What the task asks: Scan the listing below and copy every line holding "Wednesday".

--- BEGIN Record extracts ---

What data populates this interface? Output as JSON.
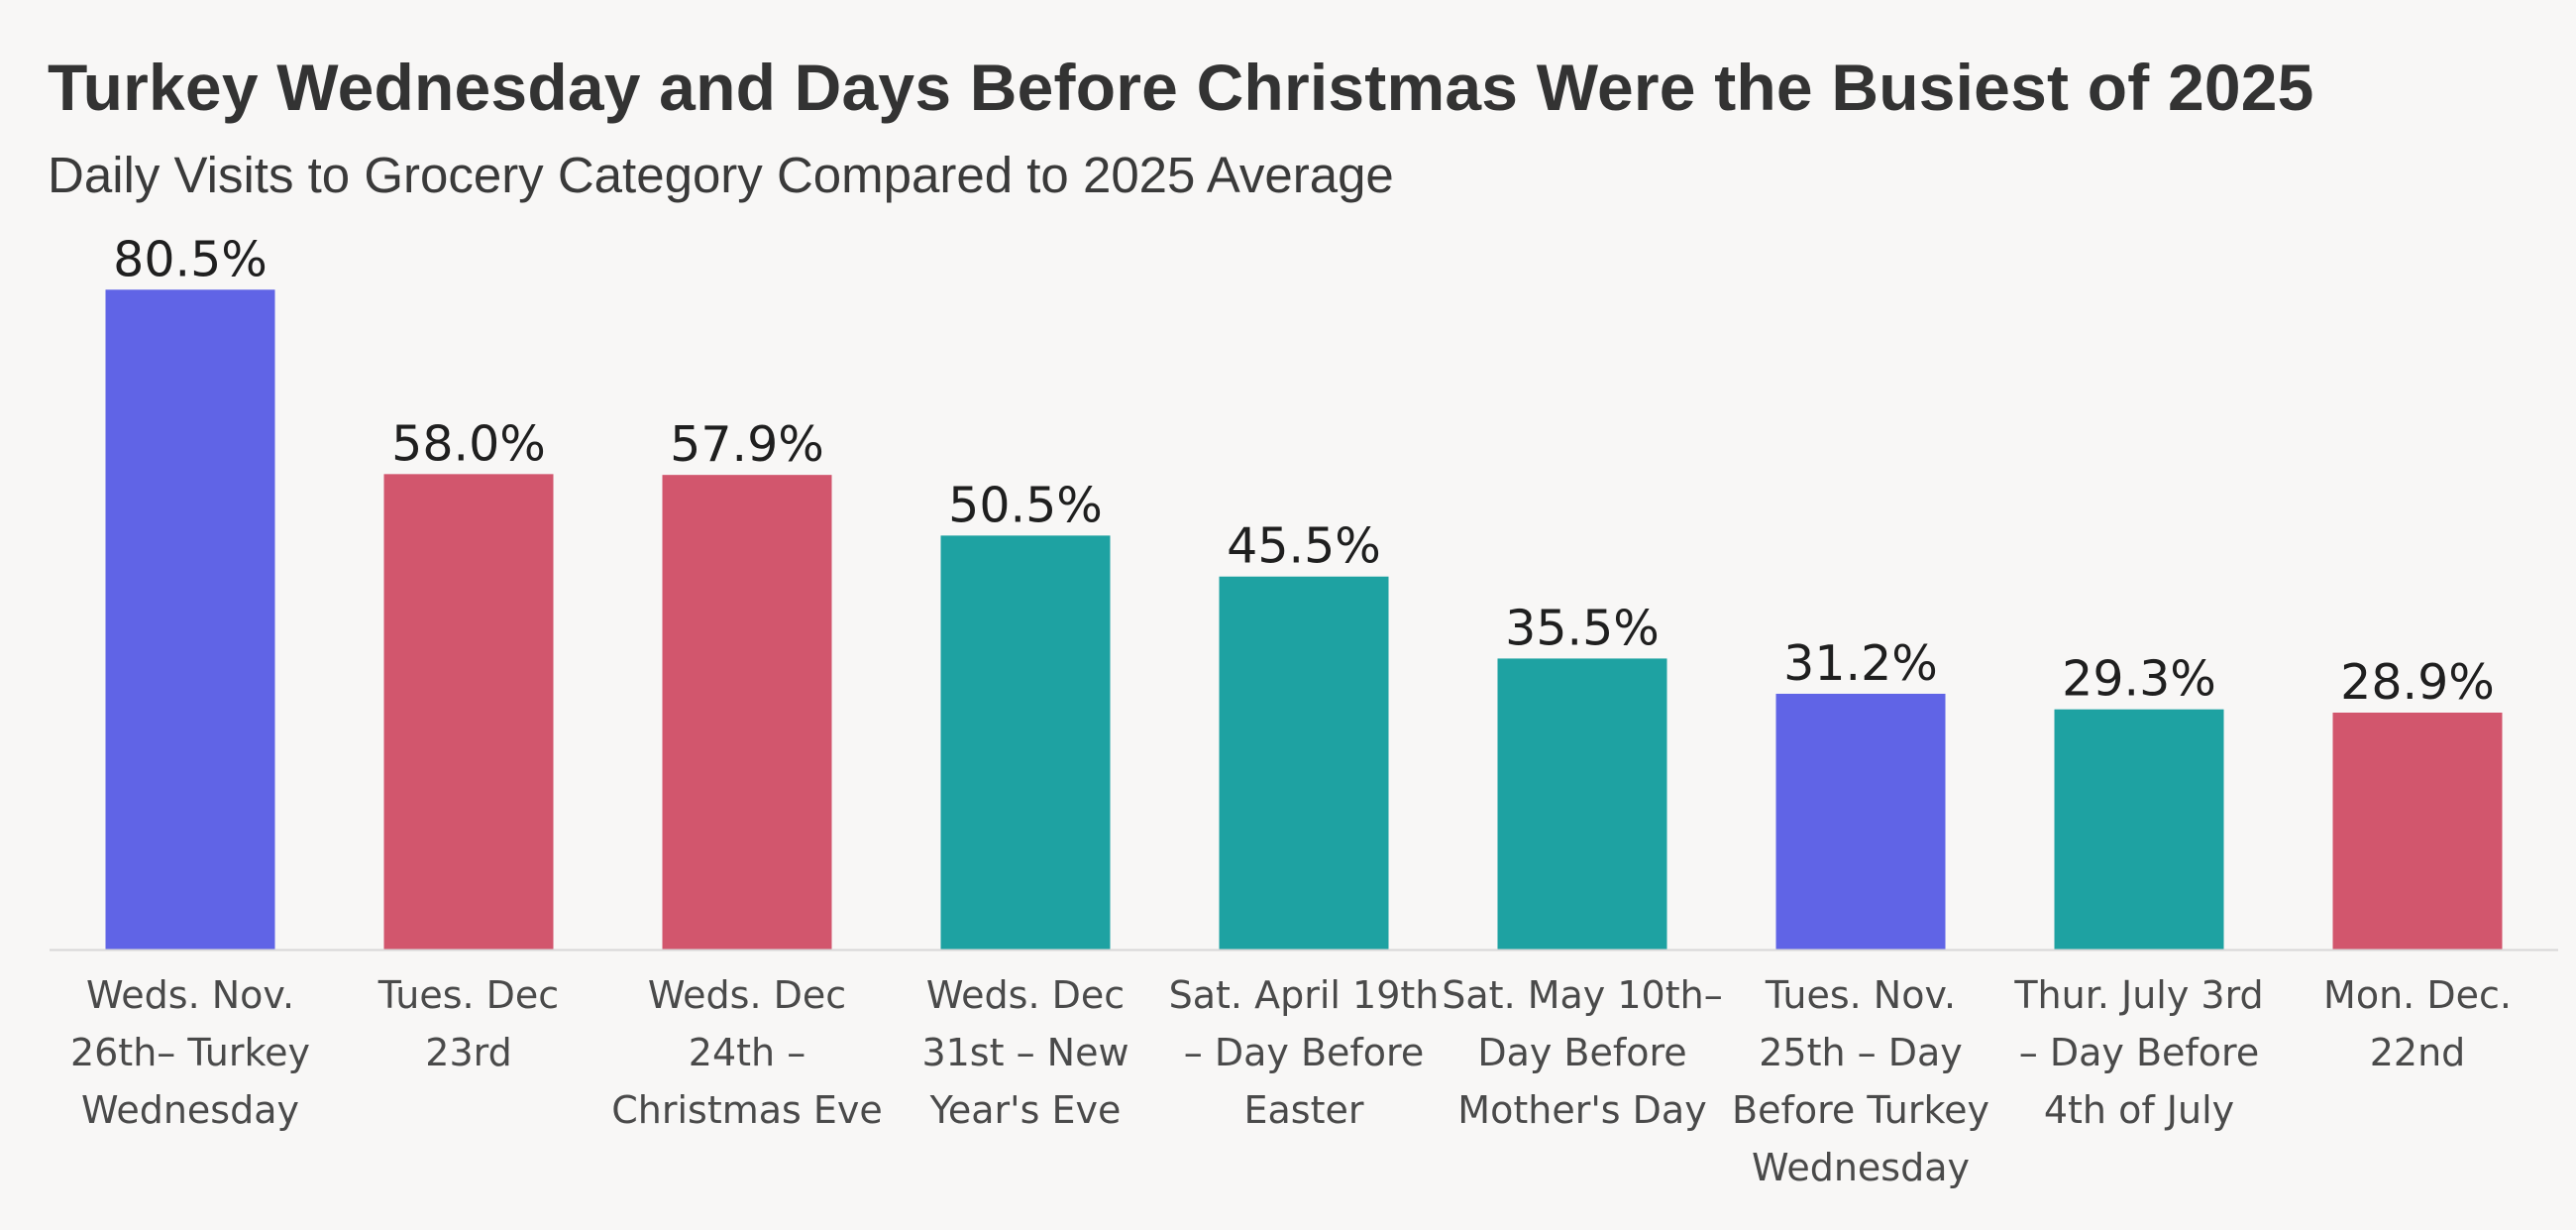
{
  "title": "Turkey Wednesday and Days Before Christmas Were the Busiest of 2025",
  "subtitle": "Daily Visits to Grocery Category Compared to 2025 Average",
  "colors": {
    "background": "#f8f7f6",
    "purple": "#6064e6",
    "red": "#d2566d",
    "teal": "#1ea2a2",
    "axis": "#d7d7d7"
  },
  "chart_data": {
    "type": "bar",
    "title": "Turkey Wednesday and Days Before Christmas Were the Busiest of 2025",
    "subtitle": "Daily Visits to Grocery Category Compared to 2025 Average",
    "xlabel": "",
    "ylabel": "",
    "ylim": [
      0,
      100
    ],
    "grid": false,
    "categories": [
      [
        "Weds. Nov.",
        "26th– Turkey",
        "Wednesday"
      ],
      [
        "Tues. Dec",
        "23rd"
      ],
      [
        "Weds. Dec",
        "24th –",
        "Christmas Eve"
      ],
      [
        "Weds. Dec",
        "31st – New",
        "Year's Eve"
      ],
      [
        "Sat. April 19th",
        "– Day Before",
        "Easter"
      ],
      [
        "Sat. May 10th–",
        "Day Before",
        "Mother's Day"
      ],
      [
        "Tues. Nov.",
        "25th – Day",
        "Before Turkey",
        "Wednesday"
      ],
      [
        "Thur. July 3rd",
        "– Day Before",
        "4th of July"
      ],
      [
        "Mon. Dec.",
        "22nd"
      ]
    ],
    "values": [
      80.5,
      58.0,
      57.9,
      50.5,
      45.5,
      35.5,
      31.2,
      29.3,
      28.9
    ],
    "data_labels": [
      "80.5%",
      "58.0%",
      "57.9%",
      "50.5%",
      "45.5%",
      "35.5%",
      "31.2%",
      "29.3%",
      "28.9%"
    ],
    "bar_colors": [
      "#6064e6",
      "#d2566d",
      "#d2566d",
      "#1ea2a2",
      "#1ea2a2",
      "#1ea2a2",
      "#6064e6",
      "#1ea2a2",
      "#d2566d"
    ]
  }
}
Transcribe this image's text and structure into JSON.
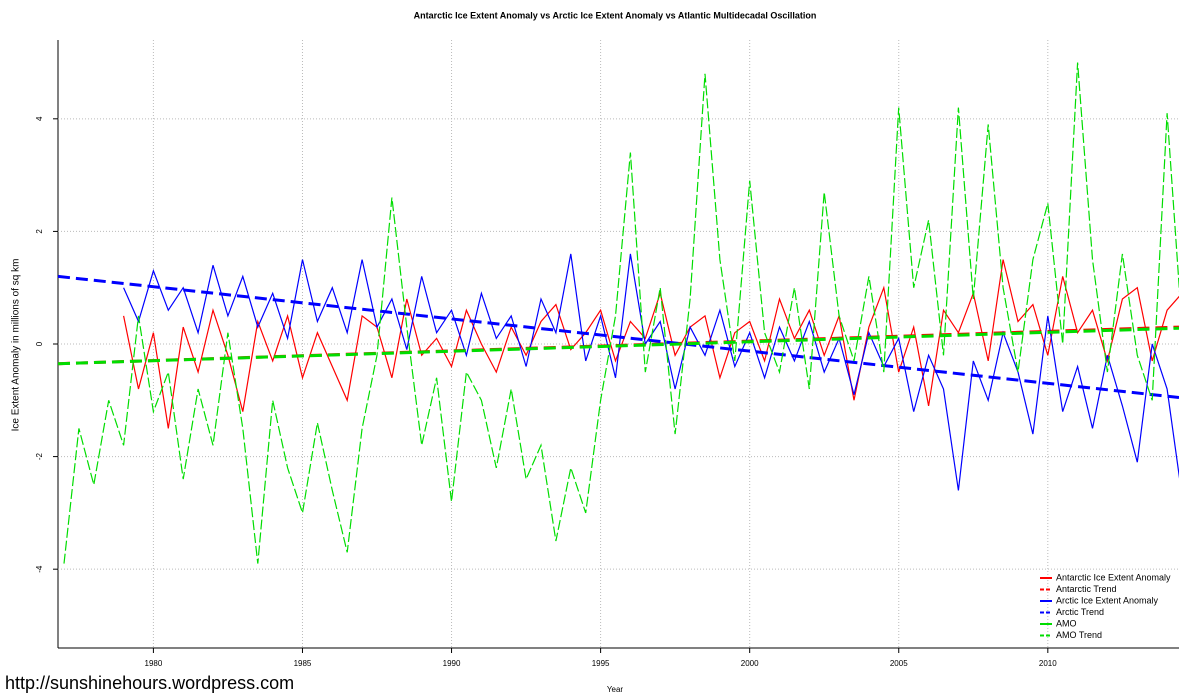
{
  "chart_data": {
    "type": "line",
    "title": "Antarctic Ice Extent Anomaly vs Arctic Ice Extent Anomaly vs Atlantic Multidecadal Oscillation",
    "xlabel": "Year",
    "ylabel": "Ice Extent Anomaly in millions of sq km",
    "annotation": "http://sunshinehours.wordpress.com",
    "xlim": [
      1976.8,
      2014.4
    ],
    "ylim": [
      -5.4,
      5.4
    ],
    "xticks": [
      1980,
      1985,
      1990,
      1995,
      2000,
      2005,
      2010
    ],
    "yticks": [
      -4,
      -2,
      0,
      2,
      4
    ],
    "grid": true,
    "legend": "bottom-right",
    "x": [
      1977,
      1977.5,
      1978,
      1978.5,
      1979,
      1979.5,
      1980,
      1980.5,
      1981,
      1981.5,
      1982,
      1982.5,
      1983,
      1983.5,
      1984,
      1984.5,
      1985,
      1985.5,
      1986,
      1986.5,
      1987,
      1987.5,
      1988,
      1988.5,
      1989,
      1989.5,
      1990,
      1990.5,
      1991,
      1991.5,
      1992,
      1992.5,
      1993,
      1993.5,
      1994,
      1994.5,
      1995,
      1995.5,
      1996,
      1996.5,
      1997,
      1997.5,
      1998,
      1998.5,
      1999,
      1999.5,
      2000,
      2000.5,
      2001,
      2001.5,
      2002,
      2002.5,
      2003,
      2003.5,
      2004,
      2004.5,
      2005,
      2005.5,
      2006,
      2006.5,
      2007,
      2007.5,
      2008,
      2008.5,
      2009,
      2009.5,
      2010,
      2010.5,
      2011,
      2011.5,
      2012,
      2012.5,
      2013,
      2013.5,
      2014,
      2014.5
    ],
    "series": [
      {
        "name": "Antarctic Ice Extent Anomaly",
        "color": "#ff0000",
        "dash": false,
        "values": [
          null,
          null,
          null,
          null,
          0.5,
          -0.8,
          0.2,
          -1.5,
          0.3,
          -0.5,
          0.6,
          -0.2,
          -1.2,
          0.4,
          -0.3,
          0.5,
          -0.6,
          0.2,
          -0.4,
          -1.0,
          0.5,
          0.3,
          -0.6,
          0.8,
          -0.2,
          0.1,
          -0.4,
          0.6,
          0.0,
          -0.5,
          0.3,
          -0.2,
          0.4,
          0.7,
          -0.1,
          0.2,
          0.6,
          -0.3,
          0.4,
          0.1,
          0.9,
          -0.2,
          0.3,
          0.5,
          -0.6,
          0.2,
          0.4,
          -0.3,
          0.8,
          0.1,
          0.6,
          -0.2,
          0.5,
          -1.0,
          0.3,
          1.0,
          -0.5,
          0.3,
          -1.1,
          0.6,
          0.2,
          0.9,
          -0.3,
          1.5,
          0.4,
          0.7,
          -0.2,
          1.2,
          0.2,
          0.6,
          -0.3,
          0.8,
          1.0,
          -0.3,
          0.6,
          0.9
        ]
      },
      {
        "name": "Antarctic Trend",
        "color": "#ff0000",
        "dash": true,
        "x": [
          1976.8,
          2014.4
        ],
        "values": [
          -0.35,
          0.3
        ]
      },
      {
        "name": "Arctic Ice Extent Anomaly",
        "color": "#0000ff",
        "dash": false,
        "values": [
          null,
          null,
          null,
          null,
          1.0,
          0.4,
          1.3,
          0.6,
          1.0,
          0.2,
          1.4,
          0.5,
          1.2,
          0.3,
          0.9,
          0.1,
          1.5,
          0.4,
          1.0,
          0.2,
          1.5,
          0.3,
          0.8,
          -0.1,
          1.2,
          0.2,
          0.6,
          -0.2,
          0.9,
          0.1,
          0.5,
          -0.4,
          0.8,
          0.2,
          1.6,
          -0.3,
          0.5,
          -0.6,
          1.6,
          0.0,
          0.4,
          -0.8,
          0.3,
          -0.2,
          0.6,
          -0.4,
          0.2,
          -0.6,
          0.3,
          -0.3,
          0.4,
          -0.5,
          0.1,
          -0.9,
          0.2,
          -0.4,
          0.1,
          -1.2,
          -0.2,
          -0.8,
          -2.6,
          -0.3,
          -1.0,
          0.2,
          -0.5,
          -1.6,
          0.5,
          -1.2,
          -0.4,
          -1.5,
          -0.2,
          -1.1,
          -2.1,
          0.0,
          -0.8,
          -2.7
        ]
      },
      {
        "name": "Arctic Trend",
        "color": "#0000ff",
        "dash": true,
        "x": [
          1976.8,
          2014.4
        ],
        "values": [
          1.2,
          -0.95
        ]
      },
      {
        "name": "AMO",
        "color": "#00dd00",
        "dash": false,
        "values": [
          -3.9,
          -1.5,
          -2.5,
          -1.0,
          -1.8,
          0.5,
          -1.2,
          -0.5,
          -2.4,
          -0.8,
          -1.8,
          0.2,
          -1.5,
          -3.9,
          -1.0,
          -2.2,
          -3.0,
          -1.4,
          -2.6,
          -3.7,
          -1.5,
          -0.2,
          2.6,
          0.3,
          -1.8,
          -0.6,
          -2.8,
          -0.5,
          -1.0,
          -2.2,
          -0.8,
          -2.4,
          -1.8,
          -3.5,
          -2.2,
          -3.0,
          -1.0,
          0.5,
          3.4,
          -0.5,
          1.0,
          -1.6,
          0.8,
          4.8,
          1.5,
          -0.3,
          2.9,
          0.2,
          -0.5,
          1.0,
          -0.8,
          2.7,
          0.5,
          -0.3,
          1.2,
          -0.5,
          4.2,
          1.0,
          2.2,
          -0.2,
          4.2,
          0.8,
          3.9,
          1.0,
          -0.5,
          1.5,
          2.5,
          0.0,
          5.0,
          1.5,
          -0.5,
          1.6,
          -0.2,
          -1.0,
          4.1,
          0.3
        ]
      },
      {
        "name": "AMO Trend",
        "color": "#00dd00",
        "dash": true,
        "x": [
          1976.8,
          2014.4
        ],
        "values": [
          -0.35,
          0.28
        ]
      }
    ]
  }
}
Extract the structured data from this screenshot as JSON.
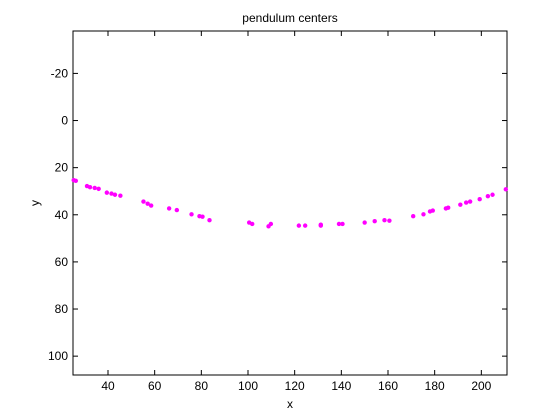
{
  "chart_data": {
    "type": "scatter",
    "title": "pendulum centers",
    "xlabel": "x",
    "ylabel": "y",
    "xlim": [
      25,
      211
    ],
    "ylim": [
      108,
      -38
    ],
    "y_axis_reversed": true,
    "x_ticks": [
      40,
      60,
      80,
      100,
      120,
      140,
      160,
      180,
      200
    ],
    "y_ticks": [
      -20,
      0,
      20,
      40,
      60,
      80,
      100
    ],
    "x_tick_labels": [
      "40",
      "60",
      "80",
      "100",
      "120",
      "140",
      "160",
      "180",
      "200"
    ],
    "y_tick_labels": [
      "-20",
      "0",
      "20",
      "40",
      "60",
      "80",
      "100"
    ],
    "grid": false,
    "marker_color": "#ff00ff",
    "points": [
      [
        25.3,
        25.3
      ],
      [
        26.2,
        25.6
      ],
      [
        31.0,
        27.8
      ],
      [
        32.3,
        28.3
      ],
      [
        34.3,
        28.6
      ],
      [
        36.0,
        29.0
      ],
      [
        39.5,
        30.6
      ],
      [
        41.5,
        31.0
      ],
      [
        43.0,
        31.5
      ],
      [
        45.3,
        31.9
      ],
      [
        55.2,
        34.4
      ],
      [
        57.0,
        35.3
      ],
      [
        58.5,
        36.1
      ],
      [
        66.2,
        37.3
      ],
      [
        69.5,
        38.0
      ],
      [
        75.8,
        39.8
      ],
      [
        79.2,
        40.6
      ],
      [
        80.5,
        40.8
      ],
      [
        83.5,
        42.3
      ],
      [
        100.5,
        43.3
      ],
      [
        101.8,
        43.9
      ],
      [
        108.8,
        44.9
      ],
      [
        109.8,
        43.9
      ],
      [
        121.8,
        44.6
      ],
      [
        124.5,
        44.6
      ],
      [
        131.2,
        44.6
      ],
      [
        131.2,
        44.2
      ],
      [
        139.0,
        43.9
      ],
      [
        140.5,
        43.9
      ],
      [
        150.0,
        43.3
      ],
      [
        154.3,
        42.7
      ],
      [
        158.5,
        42.3
      ],
      [
        160.6,
        42.5
      ],
      [
        170.8,
        40.6
      ],
      [
        175.2,
        39.8
      ],
      [
        178.0,
        38.6
      ],
      [
        179.2,
        38.2
      ],
      [
        184.8,
        37.3
      ],
      [
        185.8,
        37.0
      ],
      [
        191.0,
        35.7
      ],
      [
        193.5,
        34.8
      ],
      [
        195.2,
        34.4
      ],
      [
        199.3,
        33.4
      ],
      [
        202.8,
        32.1
      ],
      [
        204.8,
        31.5
      ],
      [
        210.5,
        29.2
      ]
    ]
  }
}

--- END Record extracts ---

Written answer:
  "title": "Turkey Wednesday and Days Before Christmas Were the Busiest of 2025",
    "title": "Turkey Wednesday and Days Before Christmas Were the Busiest of 2025",
        "Wednesday"
        "Wednesday"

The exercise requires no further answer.